■ **SET TASK**:
Write out the records below once more, exactly as they stand.

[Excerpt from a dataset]
━━━━━━━━━━━━━━━━━━━━
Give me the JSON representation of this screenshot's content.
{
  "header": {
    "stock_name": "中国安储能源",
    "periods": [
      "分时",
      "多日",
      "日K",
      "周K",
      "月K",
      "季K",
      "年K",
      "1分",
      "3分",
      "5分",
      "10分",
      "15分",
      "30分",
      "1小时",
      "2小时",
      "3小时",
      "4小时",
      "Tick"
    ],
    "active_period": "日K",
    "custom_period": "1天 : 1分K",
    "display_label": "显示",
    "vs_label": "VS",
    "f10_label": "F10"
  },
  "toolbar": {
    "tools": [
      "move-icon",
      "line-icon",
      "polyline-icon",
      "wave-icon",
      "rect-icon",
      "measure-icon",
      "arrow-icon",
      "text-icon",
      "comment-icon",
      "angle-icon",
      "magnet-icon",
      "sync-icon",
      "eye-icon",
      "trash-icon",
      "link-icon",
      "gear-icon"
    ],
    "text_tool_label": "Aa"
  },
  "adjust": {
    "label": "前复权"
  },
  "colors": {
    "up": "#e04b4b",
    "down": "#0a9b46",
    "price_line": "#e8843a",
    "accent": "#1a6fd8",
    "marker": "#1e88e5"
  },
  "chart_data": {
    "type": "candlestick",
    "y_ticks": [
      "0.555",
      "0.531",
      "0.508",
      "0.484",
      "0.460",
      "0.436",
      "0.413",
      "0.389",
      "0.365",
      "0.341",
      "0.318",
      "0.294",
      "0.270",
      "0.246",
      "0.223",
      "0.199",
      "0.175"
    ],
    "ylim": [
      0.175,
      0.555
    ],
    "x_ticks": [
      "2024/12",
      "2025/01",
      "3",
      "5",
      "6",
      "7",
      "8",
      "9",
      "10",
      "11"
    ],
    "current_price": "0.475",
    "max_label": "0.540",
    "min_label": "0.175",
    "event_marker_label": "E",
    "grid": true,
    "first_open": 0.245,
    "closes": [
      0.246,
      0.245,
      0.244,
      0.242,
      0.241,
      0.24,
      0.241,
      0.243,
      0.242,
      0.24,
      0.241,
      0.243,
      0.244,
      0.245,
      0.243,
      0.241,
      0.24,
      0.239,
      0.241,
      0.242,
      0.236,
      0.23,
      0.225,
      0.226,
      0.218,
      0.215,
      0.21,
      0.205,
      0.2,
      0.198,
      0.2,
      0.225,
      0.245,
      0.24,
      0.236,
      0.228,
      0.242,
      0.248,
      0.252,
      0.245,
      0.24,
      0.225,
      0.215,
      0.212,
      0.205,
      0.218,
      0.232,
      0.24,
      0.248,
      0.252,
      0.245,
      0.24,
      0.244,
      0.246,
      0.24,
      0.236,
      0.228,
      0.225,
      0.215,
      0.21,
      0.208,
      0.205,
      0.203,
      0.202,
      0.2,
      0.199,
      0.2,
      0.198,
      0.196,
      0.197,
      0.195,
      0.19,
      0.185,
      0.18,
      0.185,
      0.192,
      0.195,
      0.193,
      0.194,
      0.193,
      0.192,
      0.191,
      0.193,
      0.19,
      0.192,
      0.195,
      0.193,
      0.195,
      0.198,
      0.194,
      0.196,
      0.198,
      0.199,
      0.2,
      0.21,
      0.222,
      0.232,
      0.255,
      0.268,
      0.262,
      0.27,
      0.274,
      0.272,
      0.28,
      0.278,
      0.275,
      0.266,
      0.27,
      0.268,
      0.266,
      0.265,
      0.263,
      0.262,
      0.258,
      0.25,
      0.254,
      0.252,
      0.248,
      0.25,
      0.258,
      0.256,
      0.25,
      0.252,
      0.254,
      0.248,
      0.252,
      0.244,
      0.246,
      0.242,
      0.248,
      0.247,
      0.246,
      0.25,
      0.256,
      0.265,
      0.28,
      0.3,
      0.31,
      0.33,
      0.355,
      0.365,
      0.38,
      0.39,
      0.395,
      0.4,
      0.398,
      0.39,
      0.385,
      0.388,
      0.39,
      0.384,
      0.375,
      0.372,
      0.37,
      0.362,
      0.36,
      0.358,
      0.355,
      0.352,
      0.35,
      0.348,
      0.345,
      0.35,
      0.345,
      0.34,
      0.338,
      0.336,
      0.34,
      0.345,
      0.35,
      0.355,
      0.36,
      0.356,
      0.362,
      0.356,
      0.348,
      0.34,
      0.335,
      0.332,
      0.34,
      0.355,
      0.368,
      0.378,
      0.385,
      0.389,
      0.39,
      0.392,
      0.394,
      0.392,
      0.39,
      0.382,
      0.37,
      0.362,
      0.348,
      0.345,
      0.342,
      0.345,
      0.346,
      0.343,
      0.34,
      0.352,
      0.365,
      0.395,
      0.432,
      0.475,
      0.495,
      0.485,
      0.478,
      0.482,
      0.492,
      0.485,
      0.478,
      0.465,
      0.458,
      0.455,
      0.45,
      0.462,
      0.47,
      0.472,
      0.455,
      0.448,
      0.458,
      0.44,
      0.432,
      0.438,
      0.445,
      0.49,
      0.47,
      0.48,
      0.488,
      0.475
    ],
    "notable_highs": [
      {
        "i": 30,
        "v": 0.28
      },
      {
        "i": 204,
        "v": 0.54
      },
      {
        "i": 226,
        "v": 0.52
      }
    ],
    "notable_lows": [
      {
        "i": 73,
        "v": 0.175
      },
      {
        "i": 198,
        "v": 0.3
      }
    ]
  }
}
━━━━━━━━━━━━━━━━━━━━
■ **EXERCISE RESULT**:
Give me the JSON representation of this screenshot's content.
{
  "header": {
    "stock_name": "中国安储能源",
    "periods": [
      "分时",
      "多日",
      "日K",
      "周K",
      "月K",
      "季K",
      "年K",
      "1分",
      "3分",
      "5分",
      "10分",
      "15分",
      "30分",
      "1小时",
      "2小时",
      "3小时",
      "4小时",
      "Tick"
    ],
    "active_period": "日K",
    "custom_period": "1天 : 1分K",
    "display_label": "显示",
    "vs_label": "VS",
    "f10_label": "F10"
  },
  "toolbar": {
    "tools": [
      "move-icon",
      "line-icon",
      "polyline-icon",
      "wave-icon",
      "rect-icon",
      "measure-icon",
      "arrow-icon",
      "text-icon",
      "comment-icon",
      "angle-icon",
      "magnet-icon",
      "sync-icon",
      "eye-icon",
      "trash-icon",
      "link-icon",
      "gear-icon"
    ],
    "text_tool_label": "Aa"
  },
  "adjust": {
    "label": "前复权"
  },
  "colors": {
    "up": "#e04b4b",
    "down": "#0a9b46",
    "price_line": "#e8843a",
    "accent": "#1a6fd8",
    "marker": "#1e88e5"
  },
  "chart_data": {
    "type": "candlestick",
    "y_ticks": [
      "0.555",
      "0.531",
      "0.508",
      "0.484",
      "0.460",
      "0.436",
      "0.413",
      "0.389",
      "0.365",
      "0.341",
      "0.318",
      "0.294",
      "0.270",
      "0.246",
      "0.223",
      "0.199",
      "0.175"
    ],
    "ylim": [
      0.175,
      0.555
    ],
    "x_ticks": [
      "2024/12",
      "2025/01",
      "3",
      "5",
      "6",
      "7",
      "8",
      "9",
      "10",
      "11"
    ],
    "current_price": "0.475",
    "max_label": "0.540",
    "min_label": "0.175",
    "event_marker_label": "E",
    "grid": true,
    "first_open": 0.245,
    "closes": [
      0.246,
      0.245,
      0.244,
      0.242,
      0.241,
      0.24,
      0.241,
      0.243,
      0.242,
      0.24,
      0.241,
      0.243,
      0.244,
      0.245,
      0.243,
      0.241,
      0.24,
      0.239,
      0.241,
      0.242,
      0.236,
      0.23,
      0.225,
      0.226,
      0.218,
      0.215,
      0.21,
      0.205,
      0.2,
      0.198,
      0.2,
      0.225,
      0.245,
      0.24,
      0.236,
      0.228,
      0.242,
      0.248,
      0.252,
      0.245,
      0.24,
      0.225,
      0.215,
      0.212,
      0.205,
      0.218,
      0.232,
      0.24,
      0.248,
      0.252,
      0.245,
      0.24,
      0.244,
      0.246,
      0.24,
      0.236,
      0.228,
      0.225,
      0.215,
      0.21,
      0.208,
      0.205,
      0.203,
      0.202,
      0.2,
      0.199,
      0.2,
      0.198,
      0.196,
      0.197,
      0.195,
      0.19,
      0.185,
      0.18,
      0.185,
      0.192,
      0.195,
      0.193,
      0.194,
      0.193,
      0.192,
      0.191,
      0.193,
      0.19,
      0.192,
      0.195,
      0.193,
      0.195,
      0.198,
      0.194,
      0.196,
      0.198,
      0.199,
      0.2,
      0.21,
      0.222,
      0.232,
      0.255,
      0.268,
      0.262,
      0.27,
      0.274,
      0.272,
      0.28,
      0.278,
      0.275,
      0.266,
      0.27,
      0.268,
      0.266,
      0.265,
      0.263,
      0.262,
      0.258,
      0.25,
      0.254,
      0.252,
      0.248,
      0.25,
      0.258,
      0.256,
      0.25,
      0.252,
      0.254,
      0.248,
      0.252,
      0.244,
      0.246,
      0.242,
      0.248,
      0.247,
      0.246,
      0.25,
      0.256,
      0.265,
      0.28,
      0.3,
      0.31,
      0.33,
      0.355,
      0.365,
      0.38,
      0.39,
      0.395,
      0.4,
      0.398,
      0.39,
      0.385,
      0.388,
      0.39,
      0.384,
      0.375,
      0.372,
      0.37,
      0.362,
      0.36,
      0.358,
      0.355,
      0.352,
      0.35,
      0.348,
      0.345,
      0.35,
      0.345,
      0.34,
      0.338,
      0.336,
      0.34,
      0.345,
      0.35,
      0.355,
      0.36,
      0.356,
      0.362,
      0.356,
      0.348,
      0.34,
      0.335,
      0.332,
      0.34,
      0.355,
      0.368,
      0.378,
      0.385,
      0.389,
      0.39,
      0.392,
      0.394,
      0.392,
      0.39,
      0.382,
      0.37,
      0.362,
      0.348,
      0.345,
      0.342,
      0.345,
      0.346,
      0.343,
      0.34,
      0.352,
      0.365,
      0.395,
      0.432,
      0.475,
      0.495,
      0.485,
      0.478,
      0.482,
      0.492,
      0.485,
      0.478,
      0.465,
      0.458,
      0.455,
      0.45,
      0.462,
      0.47,
      0.472,
      0.455,
      0.448,
      0.458,
      0.44,
      0.432,
      0.438,
      0.445,
      0.49,
      0.47,
      0.48,
      0.488,
      0.475
    ],
    "notable_highs": [
      {
        "i": 30,
        "v": 0.28
      },
      {
        "i": 204,
        "v": 0.54
      },
      {
        "i": 226,
        "v": 0.52
      }
    ],
    "notable_lows": [
      {
        "i": 73,
        "v": 0.175
      },
      {
        "i": 198,
        "v": 0.3
      }
    ]
  }
}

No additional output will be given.